- Hull at a KRLA concert in 1965
- Born: January 20, 1934 Alhambra, California
- Died: October 15, 2020 (aged 86)
- Career
- Station(s): KGFL WONE-AM WQTE WTVN WFLA KRLA KFI KGBS KIIS KMPC KHJ KRTH KIKF KWXY

= Dave Hull =

American radio DJ (1934–2020)

Dave Hull (January 20, 1934 – October 15, 2020), known as "The Hullabalooer", was an American radio personality voted one of the top ten Los Angeles radio personalities of all time.

==Career==

Hull began his radio career in Armed Forces Radio in Casablanca, Morocco and in commercial radio in 1955 at KGFL in Roswell, New Mexico.

He got his nickname while working at WONE in Dayton, Ohio. Los Angeles radio historian Don Barrett quotes Hull as saying: "A woman wrote me from a hotel outside Dayton to say she couldn't stand all that hullabaloo. Well, Webster's defined it as a 'tumultuous outroar,' so I used it."

He reached Los Angeles' KRLA in the summer of 1963 as weekend relief and went full-time there in the 9pm-midnight slot by the fall of 1963. By the end of 1964, Hull's increasing popularity prompted one young female fan, Suzie Cappetta, to write and record a song entitled "Dave Hull The Hullabalooer", which quickly reached the local top 40 charts by early 1965.

_DIRECTION 1_. Please repeat the entries starting with the line that contains "Extract all elements" and going on through the line that contains "posts-heading: 게시물 bbox=[0, 180, 480, 228]", leaving the pictures out of your answer.
The Dave Hull article has no connection to the entries that come after it.

_TASK MATERIAL_.
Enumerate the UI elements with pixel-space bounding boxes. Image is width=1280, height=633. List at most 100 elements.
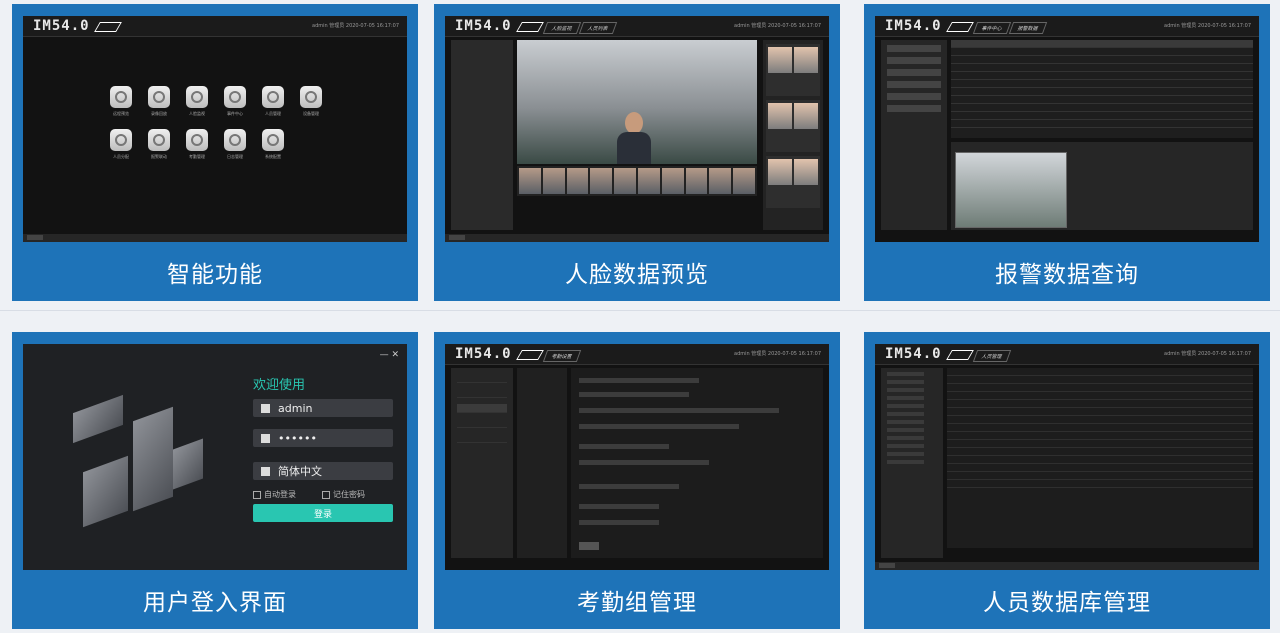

...

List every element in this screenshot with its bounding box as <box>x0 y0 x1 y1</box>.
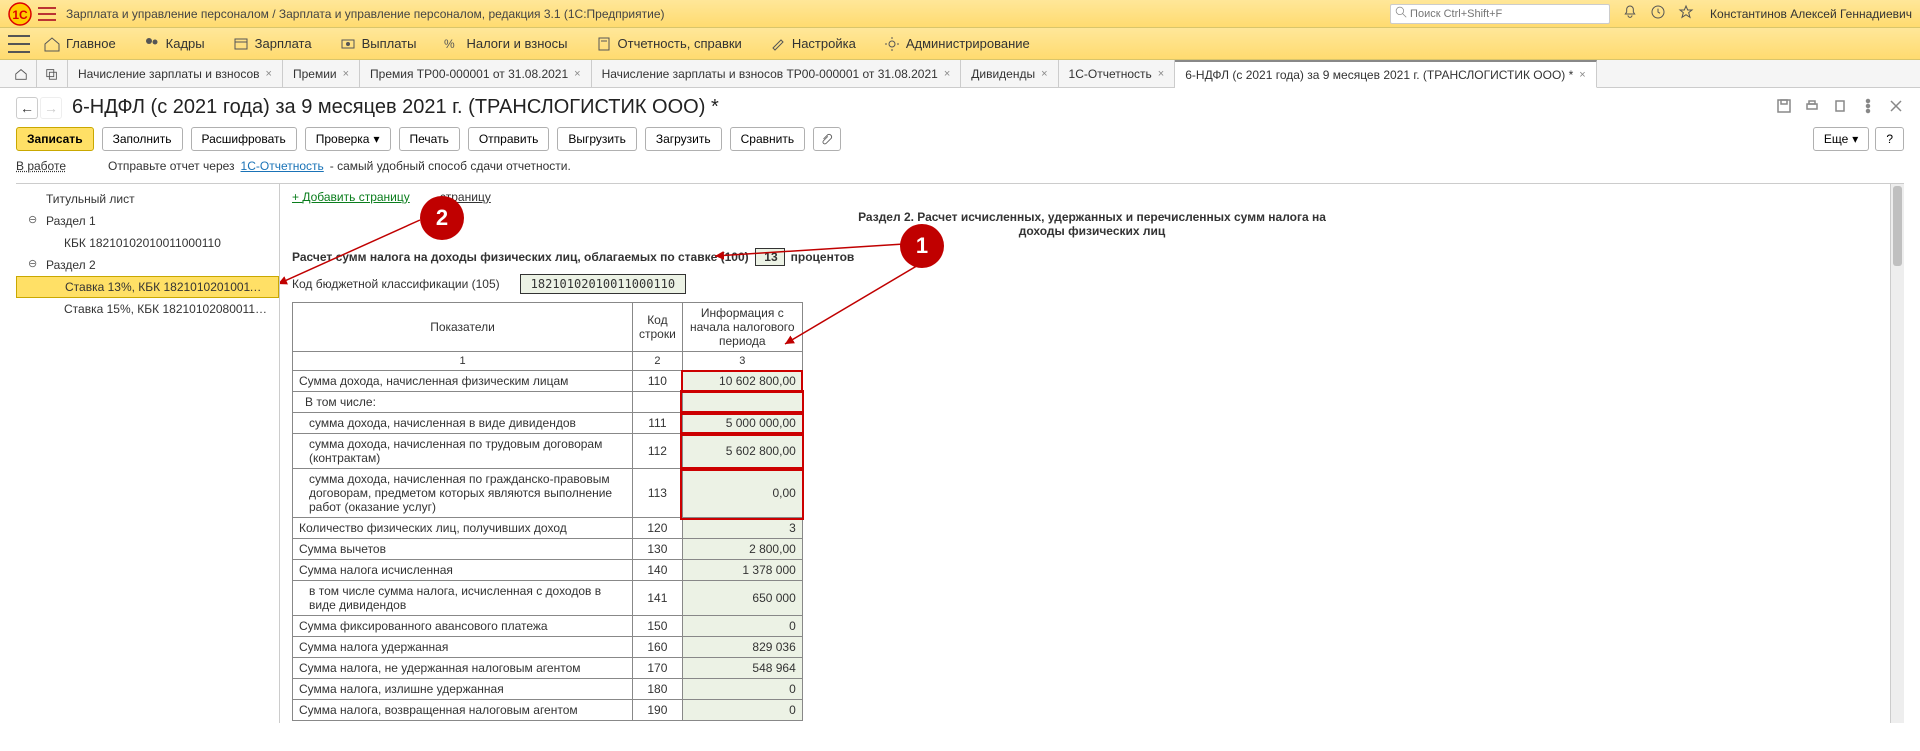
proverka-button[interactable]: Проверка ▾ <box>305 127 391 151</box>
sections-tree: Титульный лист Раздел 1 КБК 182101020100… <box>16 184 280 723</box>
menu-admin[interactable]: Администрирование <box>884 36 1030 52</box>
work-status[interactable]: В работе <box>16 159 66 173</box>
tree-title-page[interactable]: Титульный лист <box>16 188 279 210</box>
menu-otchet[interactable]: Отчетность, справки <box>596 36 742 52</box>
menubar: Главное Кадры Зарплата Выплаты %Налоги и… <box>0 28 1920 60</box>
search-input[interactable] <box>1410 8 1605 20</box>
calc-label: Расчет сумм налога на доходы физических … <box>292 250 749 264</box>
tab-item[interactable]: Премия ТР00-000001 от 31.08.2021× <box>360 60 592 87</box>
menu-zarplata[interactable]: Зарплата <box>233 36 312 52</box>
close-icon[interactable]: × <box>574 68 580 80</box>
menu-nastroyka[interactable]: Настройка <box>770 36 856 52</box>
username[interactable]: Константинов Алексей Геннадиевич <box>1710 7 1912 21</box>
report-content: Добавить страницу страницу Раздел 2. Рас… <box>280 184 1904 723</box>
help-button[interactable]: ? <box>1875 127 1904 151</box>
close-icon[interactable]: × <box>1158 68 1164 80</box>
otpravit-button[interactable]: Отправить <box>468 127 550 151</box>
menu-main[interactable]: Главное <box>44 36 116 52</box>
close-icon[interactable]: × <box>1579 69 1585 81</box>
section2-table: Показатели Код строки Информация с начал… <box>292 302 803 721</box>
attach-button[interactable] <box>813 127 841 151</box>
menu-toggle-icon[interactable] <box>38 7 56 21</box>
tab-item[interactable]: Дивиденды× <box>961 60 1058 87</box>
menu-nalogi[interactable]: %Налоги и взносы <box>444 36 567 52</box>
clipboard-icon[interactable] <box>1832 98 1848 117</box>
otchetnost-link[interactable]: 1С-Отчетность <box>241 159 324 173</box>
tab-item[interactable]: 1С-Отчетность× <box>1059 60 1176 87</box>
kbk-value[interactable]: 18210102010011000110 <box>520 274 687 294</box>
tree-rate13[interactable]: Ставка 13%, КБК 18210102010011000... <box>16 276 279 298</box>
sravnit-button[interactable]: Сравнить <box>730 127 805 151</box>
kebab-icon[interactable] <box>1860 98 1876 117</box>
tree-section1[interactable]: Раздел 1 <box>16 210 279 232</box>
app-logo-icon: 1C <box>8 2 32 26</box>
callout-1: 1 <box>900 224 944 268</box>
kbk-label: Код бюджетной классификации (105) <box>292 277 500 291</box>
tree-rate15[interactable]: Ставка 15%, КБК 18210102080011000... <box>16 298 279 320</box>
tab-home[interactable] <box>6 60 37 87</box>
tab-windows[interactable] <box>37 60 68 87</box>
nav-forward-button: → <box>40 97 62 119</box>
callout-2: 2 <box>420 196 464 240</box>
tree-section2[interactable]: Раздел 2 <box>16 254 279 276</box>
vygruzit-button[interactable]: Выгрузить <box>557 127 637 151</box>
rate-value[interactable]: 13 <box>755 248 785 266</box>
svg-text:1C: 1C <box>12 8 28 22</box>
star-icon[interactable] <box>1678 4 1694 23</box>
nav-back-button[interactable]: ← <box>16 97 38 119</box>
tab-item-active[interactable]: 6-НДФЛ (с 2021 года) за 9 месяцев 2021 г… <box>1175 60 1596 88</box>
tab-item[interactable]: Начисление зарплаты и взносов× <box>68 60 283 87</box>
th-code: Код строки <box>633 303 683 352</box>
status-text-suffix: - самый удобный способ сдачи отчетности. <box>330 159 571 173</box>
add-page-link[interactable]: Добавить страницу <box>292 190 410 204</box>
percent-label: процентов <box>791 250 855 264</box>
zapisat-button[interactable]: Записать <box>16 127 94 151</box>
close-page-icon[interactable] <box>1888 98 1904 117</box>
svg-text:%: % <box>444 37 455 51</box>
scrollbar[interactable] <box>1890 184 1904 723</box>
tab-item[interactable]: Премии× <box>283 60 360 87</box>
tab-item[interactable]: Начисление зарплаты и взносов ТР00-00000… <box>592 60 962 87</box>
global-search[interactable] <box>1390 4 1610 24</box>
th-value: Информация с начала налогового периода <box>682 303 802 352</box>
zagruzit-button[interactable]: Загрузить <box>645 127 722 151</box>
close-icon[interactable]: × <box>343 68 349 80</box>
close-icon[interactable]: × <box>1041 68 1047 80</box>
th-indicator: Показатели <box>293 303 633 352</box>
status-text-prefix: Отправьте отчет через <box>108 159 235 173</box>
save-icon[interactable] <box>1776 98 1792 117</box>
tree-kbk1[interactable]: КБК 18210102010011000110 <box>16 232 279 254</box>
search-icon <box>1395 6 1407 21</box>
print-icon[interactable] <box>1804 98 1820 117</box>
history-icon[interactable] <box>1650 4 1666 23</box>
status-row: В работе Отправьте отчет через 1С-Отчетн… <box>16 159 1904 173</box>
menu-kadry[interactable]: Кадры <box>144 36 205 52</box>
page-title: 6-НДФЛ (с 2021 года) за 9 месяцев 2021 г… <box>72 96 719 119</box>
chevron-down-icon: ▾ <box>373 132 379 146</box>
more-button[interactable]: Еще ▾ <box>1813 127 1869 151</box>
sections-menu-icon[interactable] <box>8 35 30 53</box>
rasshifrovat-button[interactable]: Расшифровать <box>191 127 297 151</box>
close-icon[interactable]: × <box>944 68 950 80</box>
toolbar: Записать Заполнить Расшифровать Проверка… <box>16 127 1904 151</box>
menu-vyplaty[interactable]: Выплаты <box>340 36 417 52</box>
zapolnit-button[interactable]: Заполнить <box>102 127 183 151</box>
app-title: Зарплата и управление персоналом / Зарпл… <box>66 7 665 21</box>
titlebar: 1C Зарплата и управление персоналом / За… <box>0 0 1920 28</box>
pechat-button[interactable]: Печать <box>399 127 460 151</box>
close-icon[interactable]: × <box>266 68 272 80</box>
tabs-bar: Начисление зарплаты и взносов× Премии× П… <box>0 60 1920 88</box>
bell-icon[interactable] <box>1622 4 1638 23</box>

==

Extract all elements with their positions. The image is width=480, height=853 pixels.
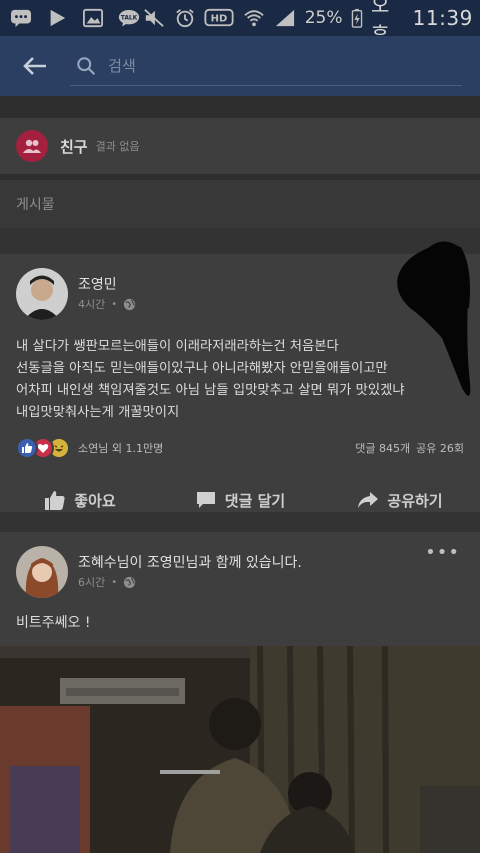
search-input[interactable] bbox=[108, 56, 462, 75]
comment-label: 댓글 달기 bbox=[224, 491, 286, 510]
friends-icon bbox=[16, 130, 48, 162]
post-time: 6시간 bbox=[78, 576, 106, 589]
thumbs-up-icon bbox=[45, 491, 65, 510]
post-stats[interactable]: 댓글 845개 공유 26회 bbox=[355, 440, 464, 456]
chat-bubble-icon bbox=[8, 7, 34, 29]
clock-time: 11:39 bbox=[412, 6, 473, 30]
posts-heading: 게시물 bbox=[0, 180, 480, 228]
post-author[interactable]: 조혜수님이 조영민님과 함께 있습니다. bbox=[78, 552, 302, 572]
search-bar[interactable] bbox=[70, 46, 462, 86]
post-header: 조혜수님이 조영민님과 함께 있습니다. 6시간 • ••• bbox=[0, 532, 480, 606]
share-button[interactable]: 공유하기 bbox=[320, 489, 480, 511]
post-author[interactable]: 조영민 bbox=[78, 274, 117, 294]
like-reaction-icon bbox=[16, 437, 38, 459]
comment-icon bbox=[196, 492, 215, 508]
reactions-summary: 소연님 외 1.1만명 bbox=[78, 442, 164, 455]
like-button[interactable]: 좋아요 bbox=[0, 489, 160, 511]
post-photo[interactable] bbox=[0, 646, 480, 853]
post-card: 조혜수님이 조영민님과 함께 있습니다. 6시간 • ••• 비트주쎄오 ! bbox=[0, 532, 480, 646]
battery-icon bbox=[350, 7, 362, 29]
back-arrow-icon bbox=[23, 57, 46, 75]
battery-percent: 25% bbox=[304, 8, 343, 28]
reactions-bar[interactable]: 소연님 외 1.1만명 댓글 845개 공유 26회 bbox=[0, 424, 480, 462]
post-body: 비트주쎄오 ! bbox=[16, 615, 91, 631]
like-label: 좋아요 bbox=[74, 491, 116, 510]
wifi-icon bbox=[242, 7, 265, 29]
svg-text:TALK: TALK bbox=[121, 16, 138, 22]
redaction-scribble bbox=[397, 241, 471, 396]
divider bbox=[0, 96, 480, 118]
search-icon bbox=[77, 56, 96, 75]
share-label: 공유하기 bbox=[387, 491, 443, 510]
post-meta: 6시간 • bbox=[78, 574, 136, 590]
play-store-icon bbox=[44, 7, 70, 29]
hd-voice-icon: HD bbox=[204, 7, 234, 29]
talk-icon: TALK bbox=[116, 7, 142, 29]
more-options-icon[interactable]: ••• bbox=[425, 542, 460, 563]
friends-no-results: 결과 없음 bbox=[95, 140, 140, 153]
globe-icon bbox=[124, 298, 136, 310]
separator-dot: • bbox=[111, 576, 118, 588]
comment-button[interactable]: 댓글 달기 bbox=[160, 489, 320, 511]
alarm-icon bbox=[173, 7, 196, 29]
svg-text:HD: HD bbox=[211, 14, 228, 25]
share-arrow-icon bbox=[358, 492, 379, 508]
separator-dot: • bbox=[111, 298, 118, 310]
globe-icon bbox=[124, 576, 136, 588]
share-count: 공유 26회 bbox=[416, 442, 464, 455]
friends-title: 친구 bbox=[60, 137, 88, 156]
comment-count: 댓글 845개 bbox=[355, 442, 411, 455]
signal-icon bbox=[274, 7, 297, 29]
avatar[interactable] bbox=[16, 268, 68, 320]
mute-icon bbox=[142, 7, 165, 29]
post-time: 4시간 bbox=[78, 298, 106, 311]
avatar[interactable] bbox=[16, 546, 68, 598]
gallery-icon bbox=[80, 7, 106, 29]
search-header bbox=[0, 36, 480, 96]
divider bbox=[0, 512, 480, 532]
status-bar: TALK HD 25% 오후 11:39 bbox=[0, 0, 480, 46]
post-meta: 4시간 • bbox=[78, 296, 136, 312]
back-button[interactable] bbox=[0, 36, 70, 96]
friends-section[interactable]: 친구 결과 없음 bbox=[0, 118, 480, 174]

_DIRECTION 2_. Write out the Dave Hull article word for word, starting with "Hull began his" and going on through "by early 1965.".

_EXERCISE RESPONSE 1_.
Extract all elements with their positions. The image is width=480, height=853 pixels.
search-input[interactable] bbox=[108, 56, 462, 75]
comment-label: 댓글 달기 bbox=[224, 491, 286, 510]
friends-icon bbox=[16, 130, 48, 162]
post-time: 6시간 bbox=[78, 576, 106, 589]
thumbs-up-icon bbox=[45, 491, 65, 510]
post-stats[interactable]: 댓글 845개 공유 26회 bbox=[355, 440, 464, 456]
chat-bubble-icon bbox=[8, 7, 34, 29]
clock-time: 11:39 bbox=[412, 6, 473, 30]
posts-heading: 게시물 bbox=[0, 180, 480, 228]

_EXERCISE RESPONSE 2_.
Hull began his radio career in Armed Forces Radio in Casablanca, Morocco and in commercial radio in 1955 at KGFL in Roswell, New Mexico.

He got his nickname while working at WONE in Dayton, Ohio. Los Angeles radio historian Don Barrett quotes Hull as saying: "A woman wrote me from a hotel outside Dayton to say she couldn't stand all that hullabaloo. Well, Webster's defined it as a 'tumultuous outroar,' so I used it."

He reached Los Angeles' KRLA in the summer of 1963 as weekend relief and went full-time there in the 9pm-midnight slot by the fall of 1963. By the end of 1964, Hull's increasing popularity prompted one young female fan, Suzie Cappetta, to write and record a song entitled "Dave Hull The Hullabalooer", which quickly reached the local top 40 charts by early 1965.